Tally the lines that include the word "fase" and reply with nothing but the total.

++++++++++

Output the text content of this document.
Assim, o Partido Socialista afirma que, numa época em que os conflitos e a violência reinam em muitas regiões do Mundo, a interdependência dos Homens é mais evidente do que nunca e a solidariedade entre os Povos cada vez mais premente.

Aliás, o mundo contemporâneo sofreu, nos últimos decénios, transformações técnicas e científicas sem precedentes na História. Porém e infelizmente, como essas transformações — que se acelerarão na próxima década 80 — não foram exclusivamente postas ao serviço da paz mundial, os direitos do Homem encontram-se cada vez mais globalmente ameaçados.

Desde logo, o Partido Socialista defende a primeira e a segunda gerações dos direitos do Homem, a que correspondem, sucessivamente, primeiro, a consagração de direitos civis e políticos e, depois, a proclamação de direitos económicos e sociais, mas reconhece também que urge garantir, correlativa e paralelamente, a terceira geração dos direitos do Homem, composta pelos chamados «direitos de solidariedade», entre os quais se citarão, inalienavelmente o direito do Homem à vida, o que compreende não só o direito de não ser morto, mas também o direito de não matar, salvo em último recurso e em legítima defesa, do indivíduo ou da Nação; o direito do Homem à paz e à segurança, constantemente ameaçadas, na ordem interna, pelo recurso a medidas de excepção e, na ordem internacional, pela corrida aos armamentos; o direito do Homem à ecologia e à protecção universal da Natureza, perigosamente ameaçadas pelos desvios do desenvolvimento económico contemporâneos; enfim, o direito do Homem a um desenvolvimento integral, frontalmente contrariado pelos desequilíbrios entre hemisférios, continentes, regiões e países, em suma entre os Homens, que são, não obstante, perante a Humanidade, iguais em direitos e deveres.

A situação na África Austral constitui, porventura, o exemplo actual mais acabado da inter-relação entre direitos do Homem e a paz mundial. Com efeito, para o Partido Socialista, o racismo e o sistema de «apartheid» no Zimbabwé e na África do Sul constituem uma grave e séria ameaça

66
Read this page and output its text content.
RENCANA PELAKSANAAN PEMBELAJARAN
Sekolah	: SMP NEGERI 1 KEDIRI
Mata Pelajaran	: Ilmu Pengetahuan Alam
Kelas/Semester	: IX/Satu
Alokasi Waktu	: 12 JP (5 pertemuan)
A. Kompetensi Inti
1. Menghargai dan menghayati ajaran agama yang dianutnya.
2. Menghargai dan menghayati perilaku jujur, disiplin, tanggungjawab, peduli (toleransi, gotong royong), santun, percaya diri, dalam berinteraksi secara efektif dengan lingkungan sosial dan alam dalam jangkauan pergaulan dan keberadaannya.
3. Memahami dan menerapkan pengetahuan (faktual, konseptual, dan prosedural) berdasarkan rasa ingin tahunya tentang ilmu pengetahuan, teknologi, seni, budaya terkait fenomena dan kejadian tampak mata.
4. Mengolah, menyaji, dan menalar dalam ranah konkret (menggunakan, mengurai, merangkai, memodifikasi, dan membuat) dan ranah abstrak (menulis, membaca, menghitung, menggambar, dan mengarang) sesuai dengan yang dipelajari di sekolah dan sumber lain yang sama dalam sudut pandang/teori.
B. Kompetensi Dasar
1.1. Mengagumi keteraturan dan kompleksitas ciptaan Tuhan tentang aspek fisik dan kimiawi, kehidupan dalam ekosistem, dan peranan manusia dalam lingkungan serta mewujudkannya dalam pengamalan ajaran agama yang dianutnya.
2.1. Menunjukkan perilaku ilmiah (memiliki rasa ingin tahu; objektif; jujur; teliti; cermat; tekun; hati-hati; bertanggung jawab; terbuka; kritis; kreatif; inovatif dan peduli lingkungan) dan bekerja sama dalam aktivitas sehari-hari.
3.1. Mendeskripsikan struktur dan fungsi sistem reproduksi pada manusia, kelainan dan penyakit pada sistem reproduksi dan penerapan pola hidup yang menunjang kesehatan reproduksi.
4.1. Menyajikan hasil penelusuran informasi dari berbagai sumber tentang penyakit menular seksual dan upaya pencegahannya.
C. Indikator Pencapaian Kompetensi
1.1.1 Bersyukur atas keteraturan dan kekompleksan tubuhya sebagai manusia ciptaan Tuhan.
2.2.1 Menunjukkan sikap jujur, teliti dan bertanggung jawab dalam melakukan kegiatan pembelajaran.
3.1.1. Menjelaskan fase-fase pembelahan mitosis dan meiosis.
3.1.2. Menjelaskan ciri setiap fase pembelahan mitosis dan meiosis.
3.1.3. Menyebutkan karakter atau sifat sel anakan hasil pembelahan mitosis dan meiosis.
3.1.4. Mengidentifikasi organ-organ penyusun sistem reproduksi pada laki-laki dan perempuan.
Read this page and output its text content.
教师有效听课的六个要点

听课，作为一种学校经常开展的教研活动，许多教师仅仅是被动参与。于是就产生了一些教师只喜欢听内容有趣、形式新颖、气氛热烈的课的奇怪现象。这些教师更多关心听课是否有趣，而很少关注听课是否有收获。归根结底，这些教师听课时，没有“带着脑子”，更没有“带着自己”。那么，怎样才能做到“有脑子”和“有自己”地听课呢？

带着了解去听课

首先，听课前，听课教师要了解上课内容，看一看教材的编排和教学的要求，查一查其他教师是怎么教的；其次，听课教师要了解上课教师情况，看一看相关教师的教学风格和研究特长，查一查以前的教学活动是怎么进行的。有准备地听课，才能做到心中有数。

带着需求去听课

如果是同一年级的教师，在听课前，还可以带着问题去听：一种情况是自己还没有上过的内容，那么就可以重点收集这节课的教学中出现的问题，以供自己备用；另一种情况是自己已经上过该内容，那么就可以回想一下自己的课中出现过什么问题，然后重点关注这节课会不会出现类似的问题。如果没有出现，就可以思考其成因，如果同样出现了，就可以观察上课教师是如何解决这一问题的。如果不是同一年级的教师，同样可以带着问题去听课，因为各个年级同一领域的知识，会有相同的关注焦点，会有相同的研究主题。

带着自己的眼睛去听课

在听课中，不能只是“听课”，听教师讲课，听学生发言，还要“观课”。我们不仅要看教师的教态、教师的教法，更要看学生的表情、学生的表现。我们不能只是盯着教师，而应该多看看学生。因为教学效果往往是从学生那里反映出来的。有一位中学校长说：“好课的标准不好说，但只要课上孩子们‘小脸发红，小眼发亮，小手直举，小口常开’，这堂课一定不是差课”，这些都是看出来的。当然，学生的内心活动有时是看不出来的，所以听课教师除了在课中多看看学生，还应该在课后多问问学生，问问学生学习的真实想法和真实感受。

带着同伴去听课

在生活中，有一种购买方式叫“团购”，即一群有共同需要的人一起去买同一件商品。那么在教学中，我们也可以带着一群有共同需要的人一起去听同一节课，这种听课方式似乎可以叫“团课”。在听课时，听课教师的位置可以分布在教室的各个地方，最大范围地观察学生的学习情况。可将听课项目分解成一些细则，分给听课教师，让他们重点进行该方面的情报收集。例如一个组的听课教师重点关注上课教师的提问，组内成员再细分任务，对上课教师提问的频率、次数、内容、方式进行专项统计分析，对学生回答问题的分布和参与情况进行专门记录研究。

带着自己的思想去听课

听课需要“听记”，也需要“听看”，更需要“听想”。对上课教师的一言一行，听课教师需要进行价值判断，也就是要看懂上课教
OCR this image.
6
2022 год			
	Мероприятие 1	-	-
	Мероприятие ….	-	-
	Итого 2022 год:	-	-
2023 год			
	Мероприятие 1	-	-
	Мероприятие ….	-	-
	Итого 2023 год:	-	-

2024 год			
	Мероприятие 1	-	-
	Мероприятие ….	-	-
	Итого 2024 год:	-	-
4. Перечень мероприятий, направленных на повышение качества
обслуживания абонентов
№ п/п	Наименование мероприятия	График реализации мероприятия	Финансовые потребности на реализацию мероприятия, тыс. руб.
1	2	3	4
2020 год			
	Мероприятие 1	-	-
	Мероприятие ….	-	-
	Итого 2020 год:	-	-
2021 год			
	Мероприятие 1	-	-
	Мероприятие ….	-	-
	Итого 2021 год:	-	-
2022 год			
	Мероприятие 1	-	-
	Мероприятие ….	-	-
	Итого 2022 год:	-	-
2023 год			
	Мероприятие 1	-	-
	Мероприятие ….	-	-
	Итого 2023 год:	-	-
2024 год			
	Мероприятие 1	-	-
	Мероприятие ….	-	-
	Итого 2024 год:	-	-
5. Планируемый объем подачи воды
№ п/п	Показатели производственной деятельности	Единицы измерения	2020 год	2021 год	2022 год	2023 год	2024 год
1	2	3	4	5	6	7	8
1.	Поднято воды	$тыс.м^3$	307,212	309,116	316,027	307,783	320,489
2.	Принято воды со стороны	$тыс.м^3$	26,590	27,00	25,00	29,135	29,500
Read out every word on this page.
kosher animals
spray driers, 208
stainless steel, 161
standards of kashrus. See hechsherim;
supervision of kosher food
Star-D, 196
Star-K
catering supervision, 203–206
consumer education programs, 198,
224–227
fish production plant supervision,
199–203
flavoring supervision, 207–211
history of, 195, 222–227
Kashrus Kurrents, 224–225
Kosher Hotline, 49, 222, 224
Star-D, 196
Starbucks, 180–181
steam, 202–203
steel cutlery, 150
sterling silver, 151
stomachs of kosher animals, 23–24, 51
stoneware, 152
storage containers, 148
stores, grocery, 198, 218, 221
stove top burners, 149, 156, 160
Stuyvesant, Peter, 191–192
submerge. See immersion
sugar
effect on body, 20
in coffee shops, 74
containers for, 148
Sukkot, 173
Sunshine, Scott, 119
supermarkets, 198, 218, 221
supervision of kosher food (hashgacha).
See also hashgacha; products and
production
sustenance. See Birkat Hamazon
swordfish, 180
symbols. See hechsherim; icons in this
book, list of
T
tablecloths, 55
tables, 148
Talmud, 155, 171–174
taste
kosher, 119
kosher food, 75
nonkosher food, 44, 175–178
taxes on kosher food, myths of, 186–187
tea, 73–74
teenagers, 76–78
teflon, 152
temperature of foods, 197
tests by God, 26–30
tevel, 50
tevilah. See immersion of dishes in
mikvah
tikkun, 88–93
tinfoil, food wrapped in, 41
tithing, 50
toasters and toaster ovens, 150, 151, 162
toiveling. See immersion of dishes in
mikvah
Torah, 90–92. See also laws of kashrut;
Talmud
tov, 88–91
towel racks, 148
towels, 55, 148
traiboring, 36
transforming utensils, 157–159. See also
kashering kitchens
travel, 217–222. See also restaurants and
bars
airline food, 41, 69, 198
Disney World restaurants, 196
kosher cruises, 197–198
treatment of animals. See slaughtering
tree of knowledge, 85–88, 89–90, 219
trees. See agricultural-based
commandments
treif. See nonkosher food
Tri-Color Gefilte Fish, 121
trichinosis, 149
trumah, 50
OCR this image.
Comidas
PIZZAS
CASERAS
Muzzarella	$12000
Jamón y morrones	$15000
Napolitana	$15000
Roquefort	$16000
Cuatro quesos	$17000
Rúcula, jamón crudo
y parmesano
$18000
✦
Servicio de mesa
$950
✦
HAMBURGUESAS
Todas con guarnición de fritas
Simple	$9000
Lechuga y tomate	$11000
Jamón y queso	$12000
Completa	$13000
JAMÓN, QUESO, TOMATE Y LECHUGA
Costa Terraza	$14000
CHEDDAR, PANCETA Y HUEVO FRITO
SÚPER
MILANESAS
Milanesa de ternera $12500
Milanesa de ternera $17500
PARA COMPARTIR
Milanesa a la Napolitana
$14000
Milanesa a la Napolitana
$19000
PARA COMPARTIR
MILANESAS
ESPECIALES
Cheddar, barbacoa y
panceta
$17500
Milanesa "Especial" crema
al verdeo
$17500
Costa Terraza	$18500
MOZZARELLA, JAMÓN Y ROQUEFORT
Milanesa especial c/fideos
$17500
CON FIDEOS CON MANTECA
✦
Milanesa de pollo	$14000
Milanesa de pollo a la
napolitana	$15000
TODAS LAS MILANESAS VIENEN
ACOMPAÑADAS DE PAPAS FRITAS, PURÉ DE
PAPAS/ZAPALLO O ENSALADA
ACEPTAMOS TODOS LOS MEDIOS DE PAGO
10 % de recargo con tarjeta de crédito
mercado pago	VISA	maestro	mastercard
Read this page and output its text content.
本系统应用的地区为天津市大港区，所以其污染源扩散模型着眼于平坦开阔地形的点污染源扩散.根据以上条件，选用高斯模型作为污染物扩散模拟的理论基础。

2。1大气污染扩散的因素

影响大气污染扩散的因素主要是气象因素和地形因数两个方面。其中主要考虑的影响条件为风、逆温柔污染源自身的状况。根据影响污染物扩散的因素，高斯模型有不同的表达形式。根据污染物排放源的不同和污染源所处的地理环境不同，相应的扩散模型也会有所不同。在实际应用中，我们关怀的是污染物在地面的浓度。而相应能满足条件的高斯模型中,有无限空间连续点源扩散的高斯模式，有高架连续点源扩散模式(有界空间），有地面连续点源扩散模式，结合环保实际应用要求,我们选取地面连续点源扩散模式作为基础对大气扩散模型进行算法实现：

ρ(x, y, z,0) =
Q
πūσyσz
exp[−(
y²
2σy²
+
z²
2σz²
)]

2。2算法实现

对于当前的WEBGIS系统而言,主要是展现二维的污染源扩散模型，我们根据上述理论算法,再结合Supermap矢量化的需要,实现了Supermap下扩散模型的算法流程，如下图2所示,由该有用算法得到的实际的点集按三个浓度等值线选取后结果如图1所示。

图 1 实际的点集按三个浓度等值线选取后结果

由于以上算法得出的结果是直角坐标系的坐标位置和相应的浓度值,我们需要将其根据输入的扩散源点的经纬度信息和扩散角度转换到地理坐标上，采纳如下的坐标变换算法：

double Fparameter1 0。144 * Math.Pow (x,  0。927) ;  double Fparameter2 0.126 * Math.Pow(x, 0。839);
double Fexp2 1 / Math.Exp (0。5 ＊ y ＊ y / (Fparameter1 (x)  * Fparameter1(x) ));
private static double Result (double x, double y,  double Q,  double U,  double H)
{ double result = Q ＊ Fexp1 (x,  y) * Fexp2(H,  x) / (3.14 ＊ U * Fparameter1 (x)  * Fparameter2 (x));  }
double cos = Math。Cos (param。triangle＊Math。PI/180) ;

++++++++++

Response – 2